((
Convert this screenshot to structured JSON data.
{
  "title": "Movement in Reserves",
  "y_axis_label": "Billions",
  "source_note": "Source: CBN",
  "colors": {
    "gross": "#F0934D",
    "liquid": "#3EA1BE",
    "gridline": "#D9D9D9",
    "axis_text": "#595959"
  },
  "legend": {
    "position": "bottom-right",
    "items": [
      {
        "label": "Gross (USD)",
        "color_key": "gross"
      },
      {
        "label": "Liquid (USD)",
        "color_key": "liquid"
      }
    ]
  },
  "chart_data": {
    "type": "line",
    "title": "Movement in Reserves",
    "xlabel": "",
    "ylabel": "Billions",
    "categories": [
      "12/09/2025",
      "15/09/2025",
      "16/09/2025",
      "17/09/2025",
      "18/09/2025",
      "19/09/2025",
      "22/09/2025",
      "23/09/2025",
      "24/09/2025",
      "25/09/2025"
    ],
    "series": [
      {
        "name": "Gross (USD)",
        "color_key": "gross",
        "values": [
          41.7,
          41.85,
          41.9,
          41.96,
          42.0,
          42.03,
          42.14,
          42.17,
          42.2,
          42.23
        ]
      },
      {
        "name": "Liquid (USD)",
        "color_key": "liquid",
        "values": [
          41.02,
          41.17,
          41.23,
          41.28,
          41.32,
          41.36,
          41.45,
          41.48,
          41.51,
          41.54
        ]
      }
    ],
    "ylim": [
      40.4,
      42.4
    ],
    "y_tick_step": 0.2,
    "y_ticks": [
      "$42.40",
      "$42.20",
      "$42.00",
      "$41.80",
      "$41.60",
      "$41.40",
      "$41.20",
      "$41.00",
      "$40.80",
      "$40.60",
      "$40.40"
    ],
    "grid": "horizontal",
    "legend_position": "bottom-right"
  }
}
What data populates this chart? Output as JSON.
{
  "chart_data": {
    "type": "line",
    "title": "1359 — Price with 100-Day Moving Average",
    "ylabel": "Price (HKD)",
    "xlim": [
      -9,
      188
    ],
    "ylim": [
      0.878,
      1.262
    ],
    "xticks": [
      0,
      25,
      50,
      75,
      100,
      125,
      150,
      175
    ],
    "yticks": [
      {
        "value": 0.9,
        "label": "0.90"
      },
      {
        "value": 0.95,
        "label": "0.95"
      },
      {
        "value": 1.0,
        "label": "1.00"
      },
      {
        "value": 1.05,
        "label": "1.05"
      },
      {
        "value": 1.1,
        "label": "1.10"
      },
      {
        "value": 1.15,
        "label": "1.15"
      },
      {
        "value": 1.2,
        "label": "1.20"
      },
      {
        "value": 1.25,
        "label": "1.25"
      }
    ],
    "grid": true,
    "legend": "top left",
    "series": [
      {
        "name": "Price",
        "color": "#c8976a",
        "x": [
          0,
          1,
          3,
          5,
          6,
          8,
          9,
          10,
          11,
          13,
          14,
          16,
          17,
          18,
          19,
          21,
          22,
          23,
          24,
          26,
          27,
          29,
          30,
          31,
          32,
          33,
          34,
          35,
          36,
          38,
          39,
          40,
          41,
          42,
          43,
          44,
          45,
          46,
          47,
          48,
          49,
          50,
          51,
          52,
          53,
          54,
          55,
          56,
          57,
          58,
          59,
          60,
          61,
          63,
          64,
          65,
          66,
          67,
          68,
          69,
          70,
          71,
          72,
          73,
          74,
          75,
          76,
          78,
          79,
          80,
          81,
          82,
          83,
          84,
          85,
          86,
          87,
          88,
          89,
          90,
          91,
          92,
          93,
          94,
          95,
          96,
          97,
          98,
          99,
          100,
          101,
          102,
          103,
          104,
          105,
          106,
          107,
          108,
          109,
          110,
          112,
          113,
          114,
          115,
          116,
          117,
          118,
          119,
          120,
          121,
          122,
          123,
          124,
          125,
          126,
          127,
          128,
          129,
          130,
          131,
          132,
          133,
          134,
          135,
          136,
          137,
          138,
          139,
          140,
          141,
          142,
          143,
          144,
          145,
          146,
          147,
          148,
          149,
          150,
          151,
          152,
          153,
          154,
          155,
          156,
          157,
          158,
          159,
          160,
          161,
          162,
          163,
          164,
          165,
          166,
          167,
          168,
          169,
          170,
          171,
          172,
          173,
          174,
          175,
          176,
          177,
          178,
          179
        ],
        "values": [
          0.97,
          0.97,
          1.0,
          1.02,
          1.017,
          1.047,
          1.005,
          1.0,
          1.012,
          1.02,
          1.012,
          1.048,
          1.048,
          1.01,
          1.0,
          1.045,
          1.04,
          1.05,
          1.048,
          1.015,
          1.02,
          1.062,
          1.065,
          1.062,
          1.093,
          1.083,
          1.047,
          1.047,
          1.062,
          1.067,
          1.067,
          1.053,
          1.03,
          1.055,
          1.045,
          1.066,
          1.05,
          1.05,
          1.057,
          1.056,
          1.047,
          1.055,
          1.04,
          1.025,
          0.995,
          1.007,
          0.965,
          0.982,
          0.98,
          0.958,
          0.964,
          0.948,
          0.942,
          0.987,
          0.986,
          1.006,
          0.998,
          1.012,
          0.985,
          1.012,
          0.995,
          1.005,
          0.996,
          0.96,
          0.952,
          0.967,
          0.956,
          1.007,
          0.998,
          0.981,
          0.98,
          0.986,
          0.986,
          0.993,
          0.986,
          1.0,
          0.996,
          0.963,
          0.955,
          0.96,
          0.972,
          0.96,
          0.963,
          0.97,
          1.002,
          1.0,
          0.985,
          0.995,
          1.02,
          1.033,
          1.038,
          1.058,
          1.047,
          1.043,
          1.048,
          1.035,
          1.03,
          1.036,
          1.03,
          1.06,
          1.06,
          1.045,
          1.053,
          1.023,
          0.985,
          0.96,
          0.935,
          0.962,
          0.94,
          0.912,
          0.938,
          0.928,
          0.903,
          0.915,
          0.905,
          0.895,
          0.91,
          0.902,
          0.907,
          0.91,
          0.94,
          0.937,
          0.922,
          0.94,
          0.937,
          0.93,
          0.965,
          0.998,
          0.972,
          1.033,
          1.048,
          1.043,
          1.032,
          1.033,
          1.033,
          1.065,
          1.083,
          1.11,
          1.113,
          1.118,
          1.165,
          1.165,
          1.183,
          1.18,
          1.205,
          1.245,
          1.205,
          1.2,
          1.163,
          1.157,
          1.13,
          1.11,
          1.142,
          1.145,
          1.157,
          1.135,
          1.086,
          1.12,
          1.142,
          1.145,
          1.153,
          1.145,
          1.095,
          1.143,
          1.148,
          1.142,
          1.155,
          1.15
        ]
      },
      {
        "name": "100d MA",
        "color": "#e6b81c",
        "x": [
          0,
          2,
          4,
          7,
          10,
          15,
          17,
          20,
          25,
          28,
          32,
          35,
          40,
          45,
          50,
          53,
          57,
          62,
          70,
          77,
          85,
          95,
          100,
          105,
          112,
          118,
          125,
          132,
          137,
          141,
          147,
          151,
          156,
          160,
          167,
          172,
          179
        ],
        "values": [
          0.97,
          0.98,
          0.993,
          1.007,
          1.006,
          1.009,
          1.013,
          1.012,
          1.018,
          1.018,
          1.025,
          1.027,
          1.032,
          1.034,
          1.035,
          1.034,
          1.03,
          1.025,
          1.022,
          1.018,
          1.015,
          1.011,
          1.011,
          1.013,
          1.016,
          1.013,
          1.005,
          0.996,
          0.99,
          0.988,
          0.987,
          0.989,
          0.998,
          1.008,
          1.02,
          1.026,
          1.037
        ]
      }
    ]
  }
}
))
### WHAT YOU SHOULD DO
Each line of the listing should be copied exactly.

### RESULT OF THE TASK
Convert this screenshot to structured JSON data.
{
  "title": "Movement in Reserves",
  "y_axis_label": "Billions",
  "source_note": "Source: CBN",
  "colors": {
    "gross": "#F0934D",
    "liquid": "#3EA1BE",
    "gridline": "#D9D9D9",
    "axis_text": "#595959"
  },
  "legend": {
    "position": "bottom-right",
    "items": [
      {
        "label": "Gross (USD)",
        "color_key": "gross"
      },
      {
        "label": "Liquid (USD)",
        "color_key": "liquid"
      }
    ]
  },
  "chart_data": {
    "type": "line",
    "title": "Movement in Reserves",
    "xlabel": "",
    "ylabel": "Billions",
    "categories": [
      "12/09/2025",
      "15/09/2025",
      "16/09/2025",
      "17/09/2025",
      "18/09/2025",
      "19/09/2025",
      "22/09/2025",
      "23/09/2025",
      "24/09/2025",
      "25/09/2025"
    ],
    "series": [
      {
        "name": "Gross (USD)",
        "color_key": "gross",
        "values": [
          41.7,
          41.85,
          41.9,
          41.96,
          42.0,
          42.03,
          42.14,
          42.17,
          42.2,
          42.23
        ]
      },
      {
        "name": "Liquid (USD)",
        "color_key": "liquid",
        "values": [
          41.02,
          41.17,
          41.23,
          41.28,
          41.32,
          41.36,
          41.45,
          41.48,
          41.51,
          41.54
        ]
      }
    ],
    "ylim": [
      40.4,
      42.4
    ],
    "y_tick_step": 0.2,
    "y_ticks": [
      "$42.40",
      "$42.20",
      "$42.00",
      "$41.80",
      "$41.60",
      "$41.40",
      "$41.20",
      "$41.00",
      "$40.80",
      "$40.60",
      "$40.40"
    ],
    "grid": "horizontal",
    "legend_position": "bottom-right"
  }
}
What data populates this chart? Output as JSON.
{
  "chart_data": {
    "type": "line",
    "title": "1359 — Price with 100-Day Moving Average",
    "ylabel": "Price (HKD)",
    "xlim": [
      -9,
      188
    ],
    "ylim": [
      0.878,
      1.262
    ],
    "xticks": [
      0,
      25,
      50,
      75,
      100,
      125,
      150,
      175
    ],
    "yticks": [
      {
        "value": 0.9,
        "label": "0.90"
      },
      {
        "value": 0.95,
        "label": "0.95"
      },
      {
        "value": 1.0,
        "label": "1.00"
      },
      {
        "value": 1.05,
        "label": "1.05"
      },
      {
        "value": 1.1,
        "label": "1.10"
      },
      {
        "value": 1.15,
        "label": "1.15"
      },
      {
        "value": 1.2,
        "label": "1.20"
      },
      {
        "value": 1.25,
        "label": "1.25"
      }
    ],
    "grid": true,
    "legend": "top left",
    "series": [
      {
        "name": "Price",
        "color": "#c8976a",
        "x": [
          0,
          1,
          3,
          5,
          6,
          8,
          9,
          10,
          11,
          13,
          14,
          16,
          17,
          18,
          19,
          21,
          22,
          23,
          24,
          26,
          27,
          29,
          30,
          31,
          32,
          33,
          34,
          35,
          36,
          38,
          39,
          40,
          41,
          42,
          43,
          44,
          45,
          46,
          47,
          48,
          49,
          50,
          51,
          52,
          53,
          54,
          55,
          56,
          57,
          58,
          59,
          60,
          61,
          63,
          64,
          65,
          66,
          67,
          68,
          69,
          70,
          71,
          72,
          73,
          74,
          75,
          76,
          78,
          79,
          80,
          81,
          82,
          83,
          84,
          85,
          86,
          87,
          88,
          89,
          90,
          91,
          92,
          93,
          94,
          95,
          96,
          97,
          98,
          99,
          100,
          101,
          102,
          103,
          104,
          105,
          106,
          107,
          108,
          109,
          110,
          112,
          113,
          114,
          115,
          116,
          117,
          118,
          119,
          120,
          121,
          122,
          123,
          124,
          125,
          126,
          127,
          128,
          129,
          130,
          131,
          132,
          133,
          134,
          135,
          136,
          137,
          138,
          139,
          140,
          141,
          142,
          143,
          144,
          145,
          146,
          147,
          148,
          149,
          150,
          151,
          152,
          153,
          154,
          155,
          156,
          157,
          158,
          159,
          160,
          161,
          162,
          163,
          164,
          165,
          166,
          167,
          168,
          169,
          170,
          171,
          172,
          173,
          174,
          175,
          176,
          177,
          178,
          179
        ],
        "values": [
          0.97,
          0.97,
          1.0,
          1.02,
          1.017,
          1.047,
          1.005,
          1.0,
          1.012,
          1.02,
          1.012,
          1.048,
          1.048,
          1.01,
          1.0,
          1.045,
          1.04,
          1.05,
          1.048,
          1.015,
          1.02,
          1.062,
          1.065,
          1.062,
          1.093,
          1.083,
          1.047,
          1.047,
          1.062,
          1.067,
          1.067,
          1.053,
          1.03,
          1.055,
          1.045,
          1.066,
          1.05,
          1.05,
          1.057,
          1.056,
          1.047,
          1.055,
          1.04,
          1.025,
          0.995,
          1.007,
          0.965,
          0.982,
          0.98,
          0.958,
          0.964,
          0.948,
          0.942,
          0.987,
          0.986,
          1.006,
          0.998,
          1.012,
          0.985,
          1.012,
          0.995,
          1.005,
          0.996,
          0.96,
          0.952,
          0.967,
          0.956,
          1.007,
          0.998,
          0.981,
          0.98,
          0.986,
          0.986,
          0.993,
          0.986,
          1.0,
          0.996,
          0.963,
          0.955,
          0.96,
          0.972,
          0.96,
          0.963,
          0.97,
          1.002,
          1.0,
          0.985,
          0.995,
          1.02,
          1.033,
          1.038,
          1.058,
          1.047,
          1.043,
          1.048,
          1.035,
          1.03,
          1.036,
          1.03,
          1.06,
          1.06,
          1.045,
          1.053,
          1.023,
          0.985,
          0.96,
          0.935,
          0.962,
          0.94,
          0.912,
          0.938,
          0.928,
          0.903,
          0.915,
          0.905,
          0.895,
          0.91,
          0.902,
          0.907,
          0.91,
          0.94,
          0.937,
          0.922,
          0.94,
          0.937,
          0.93,
          0.965,
          0.998,
          0.972,
          1.033,
          1.048,
          1.043,
          1.032,
          1.033,
          1.033,
          1.065,
          1.083,
          1.11,
          1.113,
          1.118,
          1.165,
          1.165,
          1.183,
          1.18,
          1.205,
          1.245,
          1.205,
          1.2,
          1.163,
          1.157,
          1.13,
          1.11,
          1.142,
          1.145,
          1.157,
          1.135,
          1.086,
          1.12,
          1.142,
          1.145,
          1.153,
          1.145,
          1.095,
          1.143,
          1.148,
          1.142,
          1.155,
          1.15
        ]
      },
      {
        "name": "100d MA",
        "color": "#e6b81c",
        "x": [
          0,
          2,
          4,
          7,
          10,
          15,
          17,
          20,
          25,
          28,
          32,
          35,
          40,
          45,
          50,
          53,
          57,
          62,
          70,
          77,
          85,
          95,
          100,
          105,
          112,
          118,
          125,
          132,
          137,
          141,
          147,
          151,
          156,
          160,
          167,
          172,
          179
        ],
        "values": [
          0.97,
          0.98,
          0.993,
          1.007,
          1.006,
          1.009,
          1.013,
          1.012,
          1.018,
          1.018,
          1.025,
          1.027,
          1.032,
          1.034,
          1.035,
          1.034,
          1.03,
          1.025,
          1.022,
          1.018,
          1.015,
          1.011,
          1.011,
          1.013,
          1.016,
          1.013,
          1.005,
          0.996,
          0.99,
          0.988,
          0.987,
          0.989,
          0.998,
          1.008,
          1.02,
          1.026,
          1.037
        ]
      }
    ]
  }
}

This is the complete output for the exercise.